To do: All of the records below need to be copied exactly.
§
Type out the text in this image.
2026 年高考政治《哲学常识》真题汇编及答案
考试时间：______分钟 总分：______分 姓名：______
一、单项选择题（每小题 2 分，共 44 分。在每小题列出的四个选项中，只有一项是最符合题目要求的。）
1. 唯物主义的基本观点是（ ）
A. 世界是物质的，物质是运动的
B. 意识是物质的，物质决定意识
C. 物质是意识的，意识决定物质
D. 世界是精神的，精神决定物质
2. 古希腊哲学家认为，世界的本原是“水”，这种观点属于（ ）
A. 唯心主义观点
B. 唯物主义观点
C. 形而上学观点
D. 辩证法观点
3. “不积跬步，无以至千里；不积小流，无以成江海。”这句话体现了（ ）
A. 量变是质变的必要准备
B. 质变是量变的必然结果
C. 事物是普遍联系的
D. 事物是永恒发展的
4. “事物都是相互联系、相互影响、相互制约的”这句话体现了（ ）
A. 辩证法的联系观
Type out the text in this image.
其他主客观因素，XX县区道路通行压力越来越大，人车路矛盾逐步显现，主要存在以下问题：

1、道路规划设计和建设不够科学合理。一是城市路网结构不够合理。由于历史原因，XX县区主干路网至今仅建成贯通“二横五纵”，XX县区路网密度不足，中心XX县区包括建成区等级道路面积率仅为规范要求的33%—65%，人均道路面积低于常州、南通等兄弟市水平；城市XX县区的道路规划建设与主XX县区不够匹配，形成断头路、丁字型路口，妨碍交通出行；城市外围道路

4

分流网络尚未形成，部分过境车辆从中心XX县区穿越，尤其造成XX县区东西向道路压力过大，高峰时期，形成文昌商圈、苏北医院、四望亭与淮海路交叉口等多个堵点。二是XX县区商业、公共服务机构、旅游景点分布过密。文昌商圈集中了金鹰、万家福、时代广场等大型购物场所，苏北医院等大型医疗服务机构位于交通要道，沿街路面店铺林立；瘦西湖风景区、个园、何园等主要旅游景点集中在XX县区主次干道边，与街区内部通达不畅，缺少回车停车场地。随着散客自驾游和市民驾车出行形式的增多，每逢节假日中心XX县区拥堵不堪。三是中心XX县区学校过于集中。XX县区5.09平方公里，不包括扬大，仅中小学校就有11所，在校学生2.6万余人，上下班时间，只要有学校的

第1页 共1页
§
Correct output:
Type out the text in this image.
2026 年高考政治《哲学常识》真题汇编及答案
考试时间：______分钟 总分：______分 姓名：______
一、单项选择题（每小题 2 分，共 44 分。在每小题列出的四个选项中，只有一项是最符合题目要求的。）
1. 唯物主义的基本观点是（ ）
A. 世界是物质的，物质是运动的
B. 意识是物质的，物质决定意识
C. 物质是意识的，意识决定物质
D. 世界是精神的，精神决定物质
2. 古希腊哲学家认为，世界的本原是“水”，这种观点属于（ ）
A. 唯心主义观点
B. 唯物主义观点
C. 形而上学观点
D. 辩证法观点
3. “不积跬步，无以至千里；不积小流，无以成江海。”这句话体现了（ ）
A. 量变是质变的必要准备
B. 质变是量变的必然结果
C. 事物是普遍联系的
D. 事物是永恒发展的
4. “事物都是相互联系、相互影响、相互制约的”这句话体现了（ ）
A. 辩证法的联系观
Type out the text in this image.
其他主客观因素，XX县区道路通行压力越来越大，人车路矛盾逐步显现，主要存在以下问题：

1、道路规划设计和建设不够科学合理。一是城市路网结构不够合理。由于历史原因，XX县区主干路网至今仅建成贯通“二横五纵”，XX县区路网密度不足，中心XX县区包括建成区等级道路面积率仅为规范要求的33%—65%，人均道路面积低于常州、南通等兄弟市水平；城市XX县区的道路规划建设与主XX县区不够匹配，形成断头路、丁字型路口，妨碍交通出行；城市外围道路

4

分流网络尚未形成，部分过境车辆从中心XX县区穿越，尤其造成XX县区东西向道路压力过大，高峰时期，形成文昌商圈、苏北医院、四望亭与淮海路交叉口等多个堵点。二是XX县区商业、公共服务机构、旅游景点分布过密。文昌商圈集中了金鹰、万家福、时代广场等大型购物场所，苏北医院等大型医疗服务机构位于交通要道，沿街路面店铺林立；瘦西湖风景区、个园、何园等主要旅游景点集中在XX县区主次干道边，与街区内部通达不畅，缺少回车停车场地。随着散客自驾游和市民驾车出行形式的增多，每逢节假日中心XX县区拥堵不堪。三是中心XX县区学校过于集中。XX县区5.09平方公里，不包括扬大，仅中小学校就有11所，在校学生2.6万余人，上下班时间，只要有学校的

第1页 共1页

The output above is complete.